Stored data
⟨
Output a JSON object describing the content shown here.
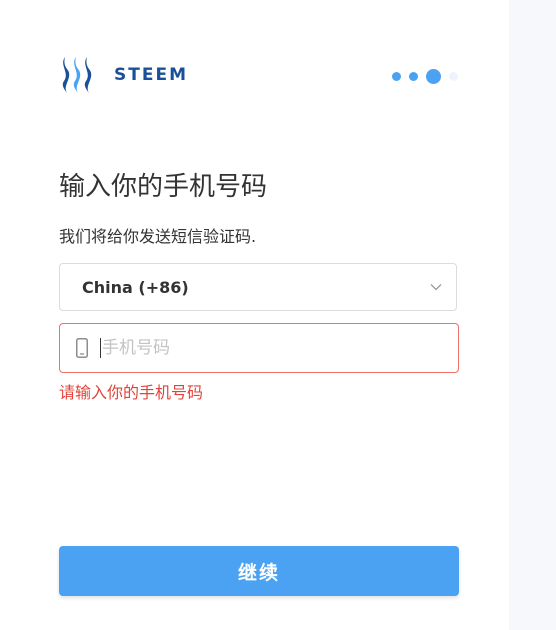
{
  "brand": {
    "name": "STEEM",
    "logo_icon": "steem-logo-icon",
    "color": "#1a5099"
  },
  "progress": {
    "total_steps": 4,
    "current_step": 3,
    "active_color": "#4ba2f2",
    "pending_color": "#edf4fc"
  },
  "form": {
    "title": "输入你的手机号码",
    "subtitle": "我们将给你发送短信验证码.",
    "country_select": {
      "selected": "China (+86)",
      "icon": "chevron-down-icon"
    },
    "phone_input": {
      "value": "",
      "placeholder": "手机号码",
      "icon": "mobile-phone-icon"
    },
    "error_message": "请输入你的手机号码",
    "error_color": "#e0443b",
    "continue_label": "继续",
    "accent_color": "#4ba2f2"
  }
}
⟩
## [Set problem]
Copy the listing over exactly, skipping the pictures it holds.

## [Exercise response]
Output a JSON object describing the content shown here.
{
  "brand": {
    "name": "STEEM",
    "logo_icon": "steem-logo-icon",
    "color": "#1a5099"
  },
  "progress": {
    "total_steps": 4,
    "current_step": 3,
    "active_color": "#4ba2f2",
    "pending_color": "#edf4fc"
  },
  "form": {
    "title": "输入你的手机号码",
    "subtitle": "我们将给你发送短信验证码.",
    "country_select": {
      "selected": "China (+86)",
      "icon": "chevron-down-icon"
    },
    "phone_input": {
      "value": "",
      "placeholder": "手机号码",
      "icon": "mobile-phone-icon"
    },
    "error_message": "请输入你的手机号码",
    "error_color": "#e0443b",
    "continue_label": "继续",
    "accent_color": "#4ba2f2"
  }
}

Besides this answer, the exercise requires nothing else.